* Given entries:
******

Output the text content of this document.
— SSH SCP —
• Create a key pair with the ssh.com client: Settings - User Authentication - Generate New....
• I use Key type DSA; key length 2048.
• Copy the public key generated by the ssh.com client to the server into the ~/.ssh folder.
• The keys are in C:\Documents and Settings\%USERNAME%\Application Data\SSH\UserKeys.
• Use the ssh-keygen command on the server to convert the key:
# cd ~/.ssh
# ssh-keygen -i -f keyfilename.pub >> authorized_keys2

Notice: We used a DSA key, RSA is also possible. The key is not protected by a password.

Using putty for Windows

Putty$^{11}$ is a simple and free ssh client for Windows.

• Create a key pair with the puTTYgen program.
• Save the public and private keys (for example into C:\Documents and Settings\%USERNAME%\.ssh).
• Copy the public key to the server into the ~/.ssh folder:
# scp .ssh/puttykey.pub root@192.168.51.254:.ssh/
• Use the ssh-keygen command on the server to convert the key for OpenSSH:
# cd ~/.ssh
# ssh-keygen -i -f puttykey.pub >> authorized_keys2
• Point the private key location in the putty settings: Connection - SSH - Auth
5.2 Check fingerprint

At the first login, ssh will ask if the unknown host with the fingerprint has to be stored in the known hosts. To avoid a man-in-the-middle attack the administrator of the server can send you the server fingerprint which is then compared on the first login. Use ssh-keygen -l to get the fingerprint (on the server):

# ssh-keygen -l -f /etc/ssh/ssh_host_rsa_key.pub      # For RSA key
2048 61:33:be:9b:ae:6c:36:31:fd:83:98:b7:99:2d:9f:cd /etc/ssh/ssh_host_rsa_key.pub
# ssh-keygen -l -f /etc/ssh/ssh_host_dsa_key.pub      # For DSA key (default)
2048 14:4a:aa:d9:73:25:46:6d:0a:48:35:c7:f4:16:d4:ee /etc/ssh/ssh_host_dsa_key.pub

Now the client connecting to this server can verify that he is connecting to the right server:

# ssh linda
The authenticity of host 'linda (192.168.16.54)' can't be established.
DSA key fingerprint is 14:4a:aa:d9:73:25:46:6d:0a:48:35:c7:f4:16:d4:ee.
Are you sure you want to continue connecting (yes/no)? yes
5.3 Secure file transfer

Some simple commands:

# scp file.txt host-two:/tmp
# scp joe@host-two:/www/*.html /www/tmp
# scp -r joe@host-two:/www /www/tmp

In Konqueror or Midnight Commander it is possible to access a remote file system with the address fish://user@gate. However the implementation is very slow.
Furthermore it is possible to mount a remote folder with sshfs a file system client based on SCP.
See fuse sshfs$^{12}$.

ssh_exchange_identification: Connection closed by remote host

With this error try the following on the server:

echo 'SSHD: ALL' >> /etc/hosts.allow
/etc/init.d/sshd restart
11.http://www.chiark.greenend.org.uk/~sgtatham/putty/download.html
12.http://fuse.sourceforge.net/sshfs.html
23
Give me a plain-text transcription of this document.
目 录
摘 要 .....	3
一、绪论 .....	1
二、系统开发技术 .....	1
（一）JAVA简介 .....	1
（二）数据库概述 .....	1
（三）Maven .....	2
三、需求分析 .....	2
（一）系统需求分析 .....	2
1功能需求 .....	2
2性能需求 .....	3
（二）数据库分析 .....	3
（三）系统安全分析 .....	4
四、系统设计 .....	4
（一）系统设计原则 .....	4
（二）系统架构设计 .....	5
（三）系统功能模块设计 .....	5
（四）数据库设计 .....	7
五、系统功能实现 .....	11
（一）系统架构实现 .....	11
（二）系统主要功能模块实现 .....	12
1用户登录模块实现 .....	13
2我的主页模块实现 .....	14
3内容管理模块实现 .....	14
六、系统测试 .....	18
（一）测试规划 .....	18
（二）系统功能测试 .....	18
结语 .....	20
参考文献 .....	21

******

* What you are asked to do:
Gather up the lines that contain the word "folder".

* Result of the exercise:
• Copy the public key generated by the ssh.com client to the server into the ~/.ssh folder.
• Copy the public key to the server into the ~/.ssh folder:
Furthermore it is possible to mount a remote folder with sshfs a file system client based on SCP.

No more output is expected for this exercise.